=== WORK TO DO ===
Your task is to repeat the entries word for word while leaving out the pictures.

=== SUPPLIED INFORMATION ===
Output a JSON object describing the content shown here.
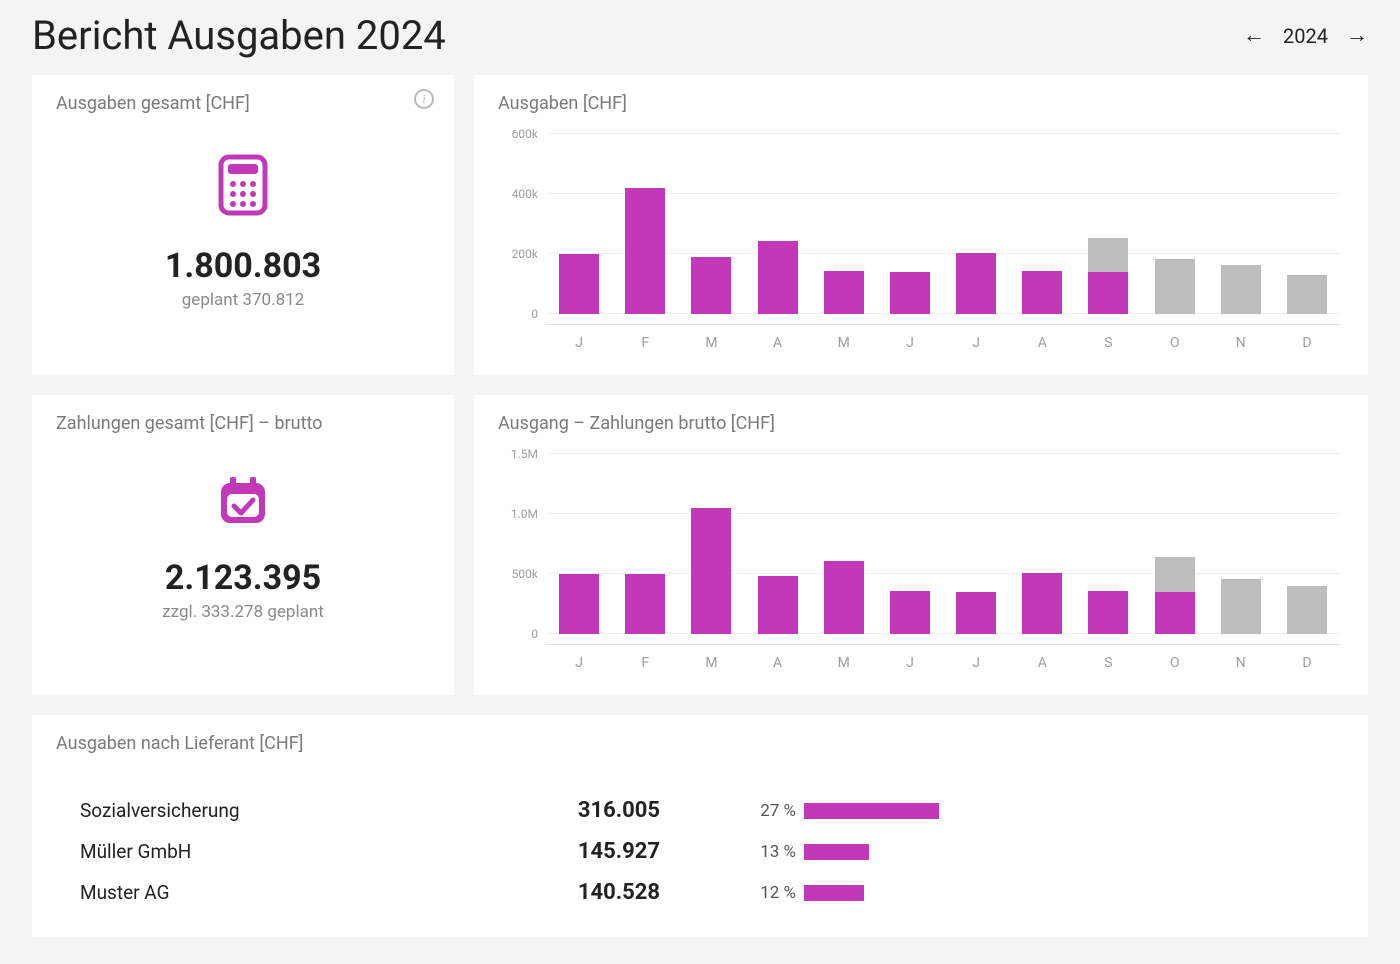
{
  "header": {
    "title": "Bericht Ausgaben 2024",
    "year": "2024"
  },
  "kpi_expenses": {
    "title": "Ausgaben gesamt [CHF]",
    "value": "1.800.803",
    "sub": "geplant 370.812"
  },
  "kpi_payments": {
    "title": "Zahlungen gesamt [CHF] – brutto",
    "value": "2.123.395",
    "sub": "zzgl. 333.278 geplant"
  },
  "chart_expenses_title": "Ausgaben [CHF]",
  "chart_payments_title": "Ausgang – Zahlungen brutto [CHF]",
  "suppliers": {
    "title": "Ausgaben nach Lieferant [CHF]",
    "rows": [
      {
        "name": "Sozialversicherung",
        "value": "316.005",
        "pct_label": "27 %",
        "pct": 27
      },
      {
        "name": "Müller GmbH",
        "value": "145.927",
        "pct_label": "13 %",
        "pct": 13
      },
      {
        "name": "Muster AG",
        "value": "140.528",
        "pct_label": "12 %",
        "pct": 12
      }
    ]
  },
  "chart_data": [
    {
      "id": "expenses",
      "type": "bar",
      "title": "Ausgaben [CHF]",
      "categories": [
        "J",
        "F",
        "M",
        "A",
        "M",
        "J",
        "J",
        "A",
        "S",
        "O",
        "N",
        "D"
      ],
      "series": [
        {
          "name": "actual",
          "values": [
            200000,
            420000,
            190000,
            245000,
            145000,
            140000,
            205000,
            145000,
            140000,
            null,
            null,
            null
          ]
        },
        {
          "name": "planned",
          "values": [
            null,
            null,
            null,
            null,
            null,
            null,
            null,
            null,
            255000,
            185000,
            165000,
            130000
          ]
        }
      ],
      "ylim": [
        0,
        600000
      ],
      "yticks": [
        0,
        200000,
        400000,
        600000
      ],
      "ytick_labels": [
        "0",
        "200k",
        "400k",
        "600k"
      ]
    },
    {
      "id": "payments",
      "type": "bar",
      "title": "Ausgang – Zahlungen brutto [CHF]",
      "categories": [
        "J",
        "F",
        "M",
        "A",
        "M",
        "J",
        "J",
        "A",
        "S",
        "O",
        "N",
        "D"
      ],
      "series": [
        {
          "name": "actual",
          "values": [
            500000,
            500000,
            1050000,
            480000,
            610000,
            360000,
            350000,
            510000,
            360000,
            350000,
            null,
            null
          ]
        },
        {
          "name": "planned",
          "values": [
            null,
            null,
            null,
            null,
            null,
            null,
            null,
            null,
            null,
            640000,
            460000,
            400000
          ]
        }
      ],
      "ylim": [
        0,
        1500000
      ],
      "yticks": [
        0,
        500000,
        1000000,
        1500000
      ],
      "ytick_labels": [
        "0",
        "500k",
        "1.0M",
        "1.5M"
      ]
    }
  ]
}
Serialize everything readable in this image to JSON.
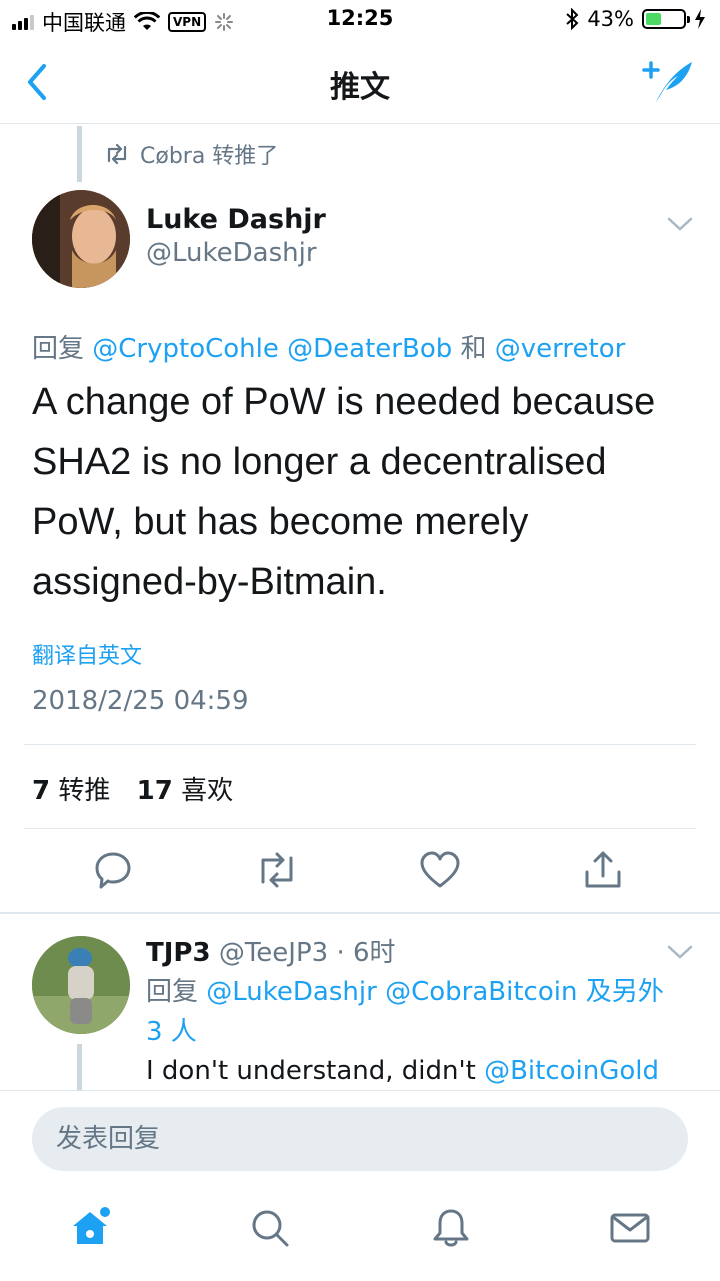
{
  "status_bar": {
    "carrier": "中国联通",
    "vpn": "VPN",
    "time": "12:25",
    "battery": "43%",
    "battery_level": 0.43
  },
  "nav": {
    "title": "推文",
    "back_icon": "chevron-left-icon",
    "compose_icon": "compose-tweet-icon"
  },
  "tweet": {
    "retweeted_by": "Cøbra 转推了",
    "author_name": "Luke Dashjr",
    "author_handle": "@LukeDashjr",
    "reply_prefix": "回复",
    "reply_mentions": [
      "@CryptoCohle",
      "@DeaterBob"
    ],
    "reply_and": "和",
    "reply_last": "@verretor",
    "text": "A change of PoW is needed because SHA2 is no longer a decentralised PoW, but has become merely assigned-by-Bitmain.",
    "translate": "翻译自英文",
    "timestamp": "2018/2/25 04:59",
    "retweets_count": "7",
    "retweets_label": "转推",
    "likes_count": "17",
    "likes_label": "喜欢"
  },
  "reply": {
    "name": "TJP3",
    "handle": "@TeeJP3 · 6时",
    "reply_prefix": "回复",
    "mention1": "@LukeDashjr",
    "mention2": "@CobraBitcoin",
    "others": "及另外 3 人",
    "text_start": "I don't understand, didn't",
    "text_mention": "@BitcoinGold"
  },
  "compose": {
    "placeholder": "发表回复"
  },
  "colors": {
    "accent": "#1da1f2",
    "secondary_text": "#657786",
    "divider": "#e1e8ed"
  }
}
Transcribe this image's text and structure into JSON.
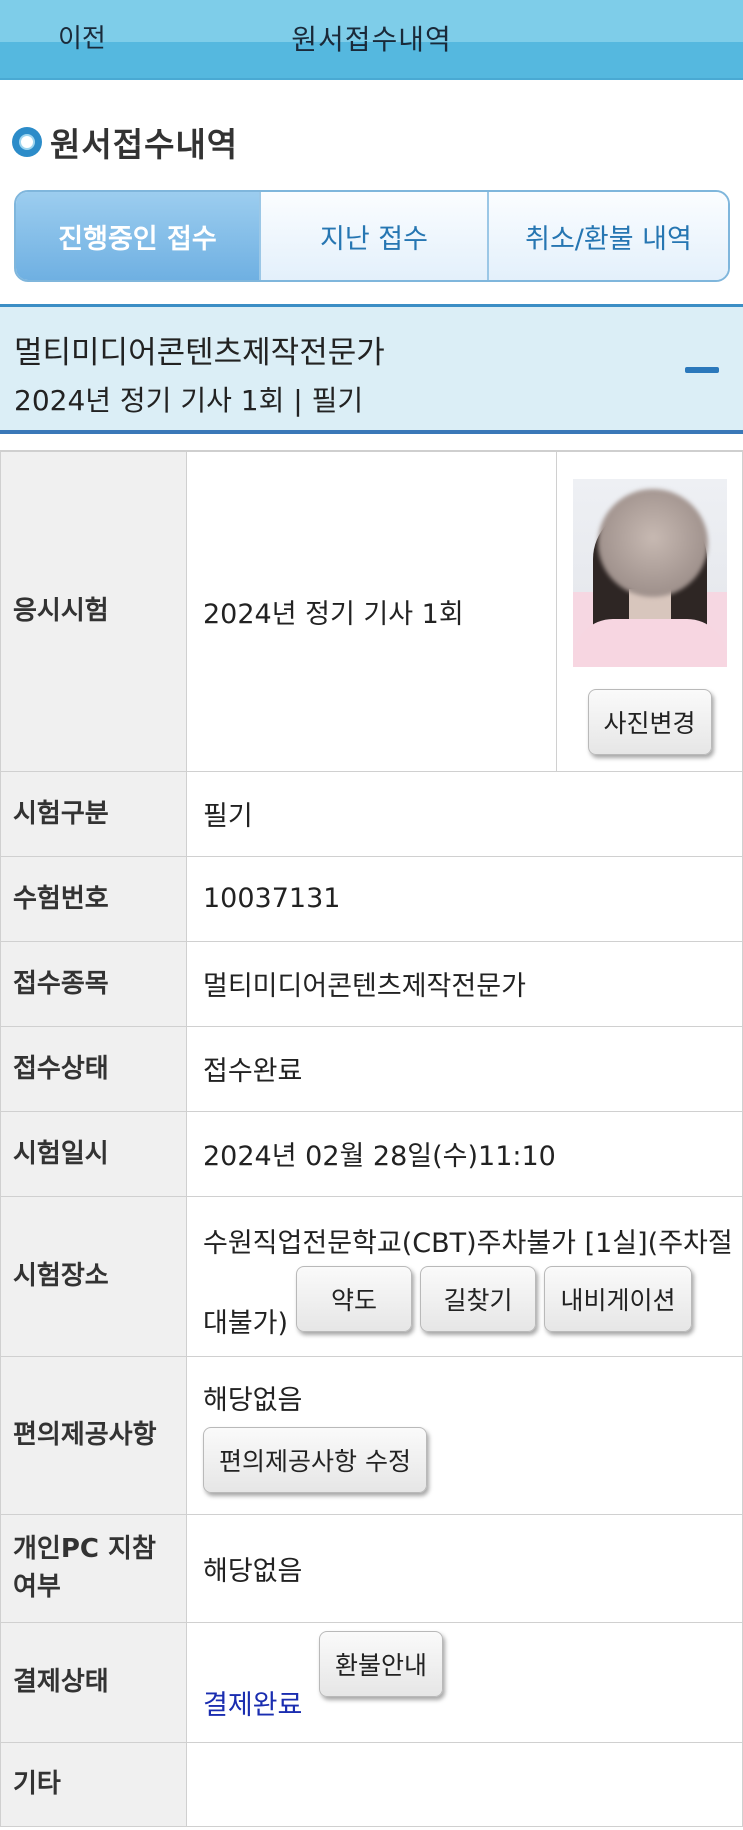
{
  "header": {
    "back_label": "이전",
    "title": "원서접수내역"
  },
  "section": {
    "title": "원서접수내역",
    "icon": "bullet-circle-icon"
  },
  "tabs": [
    {
      "label": "진행중인 접수",
      "active": true
    },
    {
      "label": "지난 접수",
      "active": false
    },
    {
      "label": "취소/환불 내역",
      "active": false
    }
  ],
  "exam": {
    "name": "멀티미디어콘텐츠제작전문가",
    "subtitle": "2024년 정기 기사 1회 | 필기"
  },
  "details": {
    "exam_label": "응시시험",
    "exam_value": "2024년 정기 기사 1회",
    "photo_change_label": "사진변경",
    "type_label": "시험구분",
    "type_value": "필기",
    "number_label": "수험번호",
    "number_value": "10037131",
    "item_label": "접수종목",
    "item_value": "멀티미디어콘텐츠제작전문가",
    "status_label": "접수상태",
    "status_value": "접수완료",
    "datetime_label": "시험일시",
    "datetime_value": "2024년 02월 28일(수)11:10",
    "place_label": "시험장소",
    "place_line1": "수원직업전문학교(CBT)주차불가 [1실](주차절",
    "place_line2": "대불가)",
    "map_label": "약도",
    "route_label": "길찾기",
    "nav_label": "내비게이션",
    "convenience_label": "편의제공사항",
    "convenience_value": "해당없음",
    "convenience_edit_label": "편의제공사항 수정",
    "pc_label": "개인PC 지참 여부",
    "pc_value": "해당없음",
    "payment_label": "결제상태",
    "payment_value": "결제완료",
    "refund_label": "환불안내",
    "etc_label": "기타",
    "etc_value": ""
  },
  "colors": {
    "accent": "#2c8cc9",
    "status_blue": "#1a2db0",
    "header_bg": "#7ecde9"
  }
}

=== SOLUTION FOR THIS EXERCISE ===
Output a JSON object describing the content shown here.
{
  "header": {
    "title": "Bericht Ausgaben 2024",
    "year": "2024"
  },
  "kpi_expenses": {
    "title": "Ausgaben gesamt [CHF]",
    "value": "1.800.803",
    "sub": "geplant 370.812"
  },
  "kpi_payments": {
    "title": "Zahlungen gesamt [CHF] – brutto",
    "value": "2.123.395",
    "sub": "zzgl. 333.278 geplant"
  },
  "chart_expenses_title": "Ausgaben [CHF]",
  "chart_payments_title": "Ausgang – Zahlungen brutto [CHF]",
  "suppliers": {
    "title": "Ausgaben nach Lieferant [CHF]",
    "rows": [
      {
        "name": "Sozialversicherung",
        "value": "316.005",
        "pct_label": "27 %",
        "pct": 27
      },
      {
        "name": "Müller GmbH",
        "value": "145.927",
        "pct_label": "13 %",
        "pct": 13
      },
      {
        "name": "Muster AG",
        "value": "140.528",
        "pct_label": "12 %",
        "pct": 12
      }
    ]
  },
  "chart_data": [
    {
      "id": "expenses",
      "type": "bar",
      "title": "Ausgaben [CHF]",
      "categories": [
        "J",
        "F",
        "M",
        "A",
        "M",
        "J",
        "J",
        "A",
        "S",
        "O",
        "N",
        "D"
      ],
      "series": [
        {
          "name": "actual",
          "values": [
            200000,
            420000,
            190000,
            245000,
            145000,
            140000,
            205000,
            145000,
            140000,
            null,
            null,
            null
          ]
        },
        {
          "name": "planned",
          "values": [
            null,
            null,
            null,
            null,
            null,
            null,
            null,
            null,
            255000,
            185000,
            165000,
            130000
          ]
        }
      ],
      "ylim": [
        0,
        600000
      ],
      "yticks": [
        0,
        200000,
        400000,
        600000
      ],
      "ytick_labels": [
        "0",
        "200k",
        "400k",
        "600k"
      ]
    },
    {
      "id": "payments",
      "type": "bar",
      "title": "Ausgang – Zahlungen brutto [CHF]",
      "categories": [
        "J",
        "F",
        "M",
        "A",
        "M",
        "J",
        "J",
        "A",
        "S",
        "O",
        "N",
        "D"
      ],
      "series": [
        {
          "name": "actual",
          "values": [
            500000,
            500000,
            1050000,
            480000,
            610000,
            360000,
            350000,
            510000,
            360000,
            350000,
            null,
            null
          ]
        },
        {
          "name": "planned",
          "values": [
            null,
            null,
            null,
            null,
            null,
            null,
            null,
            null,
            null,
            640000,
            460000,
            400000
          ]
        }
      ],
      "ylim": [
        0,
        1500000
      ],
      "yticks": [
        0,
        500000,
        1000000,
        1500000
      ],
      "ytick_labels": [
        "0",
        "500k",
        "1.0M",
        "1.5M"
      ]
    }
  ]
}
Serialize everything readable in this image to JSON.
{
  "status_bar": {
    "carrier": "中国联通",
    "vpn": "VPN",
    "time": "12:25",
    "battery": "43%",
    "battery_level": 0.43
  },
  "nav": {
    "title": "推文",
    "back_icon": "chevron-left-icon",
    "compose_icon": "compose-tweet-icon"
  },
  "tweet": {
    "retweeted_by": "Cøbra 转推了",
    "author_name": "Luke Dashjr",
    "author_handle": "@LukeDashjr",
    "reply_prefix": "回复",
    "reply_mentions": [
      "@CryptoCohle",
      "@DeaterBob"
    ],
    "reply_and": "和",
    "reply_last": "@verretor",
    "text": "A change of PoW is needed because SHA2 is no longer a decentralised PoW, but has become merely assigned-by-Bitmain.",
    "translate": "翻译自英文",
    "timestamp": "2018/2/25 04:59",
    "retweets_count": "7",
    "retweets_label": "转推",
    "likes_count": "17",
    "likes_label": "喜欢"
  },
  "reply": {
    "name": "TJP3",
    "handle": "@TeeJP3 · 6时",
    "reply_prefix": "回复",
    "mention1": "@LukeDashjr",
    "mention2": "@CobraBitcoin",
    "others": "及另外 3 人",
    "text_start": "I don't understand, didn't",
    "text_mention": "@BitcoinGold"
  },
  "compose": {
    "placeholder": "发表回复"
  },
  "colors": {
    "accent": "#1da1f2",
    "secondary_text": "#657786",
    "divider": "#e1e8ed"
  }
}
Transcribe this image's text and structure into JSON.
{
  "header": {
    "back_label": "이전",
    "title": "원서접수내역"
  },
  "section": {
    "title": "원서접수내역",
    "icon": "bullet-circle-icon"
  },
  "tabs": [
    {
      "label": "진행중인 접수",
      "active": true
    },
    {
      "label": "지난 접수",
      "active": false
    },
    {
      "label": "취소/환불 내역",
      "active": false
    }
  ],
  "exam": {
    "name": "멀티미디어콘텐츠제작전문가",
    "subtitle": "2024년 정기 기사 1회 | 필기"
  },
  "details": {
    "exam_label": "응시시험",
    "exam_value": "2024년 정기 기사 1회",
    "photo_change_label": "사진변경",
    "type_label": "시험구분",
    "type_value": "필기",
    "number_label": "수험번호",
    "number_value": "10037131",
    "item_label": "접수종목",
    "item_value": "멀티미디어콘텐츠제작전문가",
    "status_label": "접수상태",
    "status_value": "접수완료",
    "datetime_label": "시험일시",
    "datetime_value": "2024년 02월 28일(수)11:10",
    "place_label": "시험장소",
    "place_line1": "수원직업전문학교(CBT)주차불가 [1실](주차절",
    "place_line2": "대불가)",
    "map_label": "약도",
    "route_label": "길찾기",
    "nav_label": "내비게이션",
    "convenience_label": "편의제공사항",
    "convenience_value": "해당없음",
    "convenience_edit_label": "편의제공사항 수정",
    "pc_label": "개인PC 지참 여부",
    "pc_value": "해당없음",
    "payment_label": "결제상태",
    "payment_value": "결제완료",
    "refund_label": "환불안내",
    "etc_label": "기타",
    "etc_value": ""
  },
  "colors": {
    "accent": "#2c8cc9",
    "status_blue": "#1a2db0",
    "header_bg": "#7ecde9"
  }
}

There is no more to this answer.